--- Start Dataset records ---

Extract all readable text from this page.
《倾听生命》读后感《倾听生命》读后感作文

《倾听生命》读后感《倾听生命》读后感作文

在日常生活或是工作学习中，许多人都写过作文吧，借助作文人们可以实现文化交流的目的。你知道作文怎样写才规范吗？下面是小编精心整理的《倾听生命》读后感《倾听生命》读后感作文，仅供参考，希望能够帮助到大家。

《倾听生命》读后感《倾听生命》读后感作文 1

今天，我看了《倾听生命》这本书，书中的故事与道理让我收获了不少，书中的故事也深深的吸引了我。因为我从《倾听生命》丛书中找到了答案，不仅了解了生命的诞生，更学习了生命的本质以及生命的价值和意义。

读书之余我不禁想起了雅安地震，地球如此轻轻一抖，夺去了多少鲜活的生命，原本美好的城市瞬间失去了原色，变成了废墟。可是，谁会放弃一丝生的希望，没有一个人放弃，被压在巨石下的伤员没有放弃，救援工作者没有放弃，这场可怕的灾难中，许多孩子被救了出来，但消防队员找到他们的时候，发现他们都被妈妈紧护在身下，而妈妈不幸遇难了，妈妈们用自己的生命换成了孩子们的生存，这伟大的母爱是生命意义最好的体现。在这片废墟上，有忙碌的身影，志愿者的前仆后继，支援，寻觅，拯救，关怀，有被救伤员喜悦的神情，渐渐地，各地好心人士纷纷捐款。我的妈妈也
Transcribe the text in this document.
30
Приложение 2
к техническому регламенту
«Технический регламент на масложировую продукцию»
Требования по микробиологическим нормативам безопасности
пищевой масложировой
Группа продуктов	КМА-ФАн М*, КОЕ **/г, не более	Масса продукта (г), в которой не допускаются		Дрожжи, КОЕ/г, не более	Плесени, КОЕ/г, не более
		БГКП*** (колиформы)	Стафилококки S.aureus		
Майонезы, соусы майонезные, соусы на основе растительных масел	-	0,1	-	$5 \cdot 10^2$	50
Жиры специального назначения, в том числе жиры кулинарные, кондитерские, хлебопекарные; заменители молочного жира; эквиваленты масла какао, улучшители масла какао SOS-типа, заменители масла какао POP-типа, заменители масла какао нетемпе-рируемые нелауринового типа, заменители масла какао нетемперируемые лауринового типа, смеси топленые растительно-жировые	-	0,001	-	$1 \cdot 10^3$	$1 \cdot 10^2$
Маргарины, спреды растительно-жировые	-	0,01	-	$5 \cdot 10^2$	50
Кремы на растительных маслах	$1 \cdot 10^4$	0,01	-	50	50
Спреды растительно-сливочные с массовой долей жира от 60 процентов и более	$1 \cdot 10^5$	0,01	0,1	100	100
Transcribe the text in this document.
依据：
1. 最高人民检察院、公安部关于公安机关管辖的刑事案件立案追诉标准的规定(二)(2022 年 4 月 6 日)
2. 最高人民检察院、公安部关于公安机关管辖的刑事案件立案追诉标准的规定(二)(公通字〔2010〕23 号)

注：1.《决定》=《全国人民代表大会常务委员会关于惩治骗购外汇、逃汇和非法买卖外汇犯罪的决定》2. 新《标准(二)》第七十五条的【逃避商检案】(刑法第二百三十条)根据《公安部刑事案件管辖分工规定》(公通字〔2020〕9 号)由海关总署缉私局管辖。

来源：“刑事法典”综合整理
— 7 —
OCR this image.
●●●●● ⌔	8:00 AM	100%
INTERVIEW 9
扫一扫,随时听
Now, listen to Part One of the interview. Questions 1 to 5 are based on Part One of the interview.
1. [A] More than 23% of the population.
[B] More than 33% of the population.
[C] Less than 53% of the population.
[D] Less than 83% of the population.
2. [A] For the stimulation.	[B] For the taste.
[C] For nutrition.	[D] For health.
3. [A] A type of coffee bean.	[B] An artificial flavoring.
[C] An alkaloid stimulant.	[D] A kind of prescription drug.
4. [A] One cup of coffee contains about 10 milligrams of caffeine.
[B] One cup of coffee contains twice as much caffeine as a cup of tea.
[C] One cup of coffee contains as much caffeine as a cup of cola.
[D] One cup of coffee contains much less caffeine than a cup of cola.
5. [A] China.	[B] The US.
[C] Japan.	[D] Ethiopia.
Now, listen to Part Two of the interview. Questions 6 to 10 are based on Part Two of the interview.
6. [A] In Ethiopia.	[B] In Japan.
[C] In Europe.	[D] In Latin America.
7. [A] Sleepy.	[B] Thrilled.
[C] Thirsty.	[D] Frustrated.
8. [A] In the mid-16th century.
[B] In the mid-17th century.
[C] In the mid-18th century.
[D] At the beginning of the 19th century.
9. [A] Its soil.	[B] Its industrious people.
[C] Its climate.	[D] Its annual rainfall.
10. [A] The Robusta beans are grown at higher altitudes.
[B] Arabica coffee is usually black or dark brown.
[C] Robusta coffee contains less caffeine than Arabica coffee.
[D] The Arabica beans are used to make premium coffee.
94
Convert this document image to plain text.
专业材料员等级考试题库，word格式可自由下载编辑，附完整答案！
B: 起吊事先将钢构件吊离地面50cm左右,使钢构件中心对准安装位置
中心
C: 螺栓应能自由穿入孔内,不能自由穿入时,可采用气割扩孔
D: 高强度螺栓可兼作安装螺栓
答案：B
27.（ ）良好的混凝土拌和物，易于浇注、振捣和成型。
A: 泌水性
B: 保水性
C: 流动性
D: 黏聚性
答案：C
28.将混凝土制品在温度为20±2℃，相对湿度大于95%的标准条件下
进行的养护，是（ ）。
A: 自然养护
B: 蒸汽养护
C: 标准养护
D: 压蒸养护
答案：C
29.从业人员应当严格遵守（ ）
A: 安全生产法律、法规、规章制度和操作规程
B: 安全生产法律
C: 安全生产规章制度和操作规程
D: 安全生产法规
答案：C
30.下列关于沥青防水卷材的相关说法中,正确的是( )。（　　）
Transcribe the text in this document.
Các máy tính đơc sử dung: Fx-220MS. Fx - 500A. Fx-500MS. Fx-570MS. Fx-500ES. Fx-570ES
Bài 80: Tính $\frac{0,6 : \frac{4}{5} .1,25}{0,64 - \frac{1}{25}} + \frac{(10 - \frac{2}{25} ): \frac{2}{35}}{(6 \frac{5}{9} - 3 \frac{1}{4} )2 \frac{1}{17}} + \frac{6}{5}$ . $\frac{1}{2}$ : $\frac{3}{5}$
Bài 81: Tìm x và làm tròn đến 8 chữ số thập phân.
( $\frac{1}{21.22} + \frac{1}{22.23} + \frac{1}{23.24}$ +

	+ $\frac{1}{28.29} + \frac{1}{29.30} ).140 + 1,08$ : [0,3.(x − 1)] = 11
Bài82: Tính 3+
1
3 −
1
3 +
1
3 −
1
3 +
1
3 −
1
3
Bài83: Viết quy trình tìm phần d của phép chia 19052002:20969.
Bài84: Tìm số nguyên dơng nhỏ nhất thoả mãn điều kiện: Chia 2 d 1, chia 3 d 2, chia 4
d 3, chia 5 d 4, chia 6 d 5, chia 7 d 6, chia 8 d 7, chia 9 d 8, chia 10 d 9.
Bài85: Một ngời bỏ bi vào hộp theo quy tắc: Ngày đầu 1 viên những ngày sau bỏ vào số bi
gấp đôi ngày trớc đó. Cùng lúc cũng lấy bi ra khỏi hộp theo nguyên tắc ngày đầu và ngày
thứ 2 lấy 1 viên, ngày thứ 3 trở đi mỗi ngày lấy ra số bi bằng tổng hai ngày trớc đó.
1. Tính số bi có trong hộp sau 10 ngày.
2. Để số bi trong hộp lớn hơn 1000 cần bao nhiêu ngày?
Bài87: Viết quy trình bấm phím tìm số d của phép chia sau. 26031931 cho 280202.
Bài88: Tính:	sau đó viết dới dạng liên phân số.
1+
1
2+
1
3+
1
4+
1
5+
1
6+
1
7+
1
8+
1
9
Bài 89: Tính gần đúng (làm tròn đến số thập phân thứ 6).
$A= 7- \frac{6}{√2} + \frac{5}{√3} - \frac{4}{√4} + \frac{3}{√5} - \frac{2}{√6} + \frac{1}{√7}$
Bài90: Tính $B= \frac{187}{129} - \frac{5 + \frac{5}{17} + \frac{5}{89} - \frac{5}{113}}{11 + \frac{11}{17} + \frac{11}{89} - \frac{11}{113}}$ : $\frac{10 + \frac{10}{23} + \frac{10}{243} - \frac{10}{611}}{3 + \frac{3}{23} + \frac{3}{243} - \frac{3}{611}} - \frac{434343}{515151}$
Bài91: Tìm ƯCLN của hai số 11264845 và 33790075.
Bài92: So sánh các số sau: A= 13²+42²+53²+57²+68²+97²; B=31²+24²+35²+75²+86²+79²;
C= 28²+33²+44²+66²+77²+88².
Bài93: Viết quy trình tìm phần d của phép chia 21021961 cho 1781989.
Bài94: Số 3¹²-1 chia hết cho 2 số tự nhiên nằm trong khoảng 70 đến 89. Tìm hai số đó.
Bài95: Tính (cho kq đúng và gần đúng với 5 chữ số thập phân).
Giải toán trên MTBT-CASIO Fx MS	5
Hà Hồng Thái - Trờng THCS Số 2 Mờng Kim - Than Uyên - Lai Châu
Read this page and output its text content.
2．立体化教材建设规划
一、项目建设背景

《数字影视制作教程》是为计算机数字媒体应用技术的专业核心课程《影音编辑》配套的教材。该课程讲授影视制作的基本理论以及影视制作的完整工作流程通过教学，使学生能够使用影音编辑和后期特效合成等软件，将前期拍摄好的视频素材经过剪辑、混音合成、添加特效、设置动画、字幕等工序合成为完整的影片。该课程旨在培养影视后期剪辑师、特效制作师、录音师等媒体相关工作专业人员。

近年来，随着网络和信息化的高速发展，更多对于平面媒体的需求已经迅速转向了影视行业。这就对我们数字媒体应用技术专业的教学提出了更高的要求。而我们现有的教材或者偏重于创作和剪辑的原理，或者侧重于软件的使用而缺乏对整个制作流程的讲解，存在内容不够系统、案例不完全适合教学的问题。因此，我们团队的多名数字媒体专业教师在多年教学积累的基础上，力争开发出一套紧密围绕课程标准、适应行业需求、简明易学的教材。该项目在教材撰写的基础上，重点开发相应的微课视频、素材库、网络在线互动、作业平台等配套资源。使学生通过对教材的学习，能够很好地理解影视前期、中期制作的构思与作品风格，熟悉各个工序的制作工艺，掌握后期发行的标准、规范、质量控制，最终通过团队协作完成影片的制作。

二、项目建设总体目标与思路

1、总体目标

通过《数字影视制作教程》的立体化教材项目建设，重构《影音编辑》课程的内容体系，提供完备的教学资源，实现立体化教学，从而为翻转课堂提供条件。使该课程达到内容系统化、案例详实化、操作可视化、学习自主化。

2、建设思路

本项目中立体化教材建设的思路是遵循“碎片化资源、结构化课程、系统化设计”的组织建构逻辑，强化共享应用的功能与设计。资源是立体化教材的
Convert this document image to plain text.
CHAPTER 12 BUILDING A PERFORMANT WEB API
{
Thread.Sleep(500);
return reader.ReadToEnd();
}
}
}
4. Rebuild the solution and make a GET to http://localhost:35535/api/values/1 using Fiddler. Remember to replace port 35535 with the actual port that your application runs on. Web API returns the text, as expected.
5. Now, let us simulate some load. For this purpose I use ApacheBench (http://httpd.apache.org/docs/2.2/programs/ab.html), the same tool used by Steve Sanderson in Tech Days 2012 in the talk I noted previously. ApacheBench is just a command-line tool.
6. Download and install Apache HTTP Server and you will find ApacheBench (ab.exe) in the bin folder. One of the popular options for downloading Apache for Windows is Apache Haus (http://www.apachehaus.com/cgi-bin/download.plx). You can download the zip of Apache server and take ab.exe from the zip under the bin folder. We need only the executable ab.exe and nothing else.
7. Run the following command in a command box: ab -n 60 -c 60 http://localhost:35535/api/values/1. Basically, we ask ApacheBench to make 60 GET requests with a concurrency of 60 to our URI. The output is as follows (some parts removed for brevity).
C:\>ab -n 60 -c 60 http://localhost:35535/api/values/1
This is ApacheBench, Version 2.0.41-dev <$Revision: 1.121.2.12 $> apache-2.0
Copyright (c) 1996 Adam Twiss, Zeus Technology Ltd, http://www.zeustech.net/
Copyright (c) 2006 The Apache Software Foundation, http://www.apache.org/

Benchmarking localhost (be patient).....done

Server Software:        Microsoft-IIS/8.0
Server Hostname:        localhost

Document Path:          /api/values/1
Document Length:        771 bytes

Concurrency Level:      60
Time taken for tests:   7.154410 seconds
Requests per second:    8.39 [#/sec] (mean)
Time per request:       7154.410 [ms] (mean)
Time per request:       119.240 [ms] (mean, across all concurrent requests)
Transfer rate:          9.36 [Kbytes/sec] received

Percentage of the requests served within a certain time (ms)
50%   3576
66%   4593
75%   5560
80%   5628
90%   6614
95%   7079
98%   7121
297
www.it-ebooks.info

--- End Dataset records ---

What is asked: Every line that holds the string "жировые" should be returned.

Answer to this problem:
Жиры специального назначения, в том числе жиры кулинарные, кондитерские, хлебопекарные; заменители молочного жира; эквиваленты масла какао, улучшители масла какао SOS-типа, заменители масла какао POP-типа, заменители масла какао нетемпе-рируемые нелауринового типа, заменители масла какао нетемперируемые лауринового типа, смеси топленые растительно-жировые	-	0,001	-	$1 \cdot 10^3$	$1 \cdot 10^2$
Маргарины, спреды растительно-жировые	-	0,01	-	$5 \cdot 10^2$	50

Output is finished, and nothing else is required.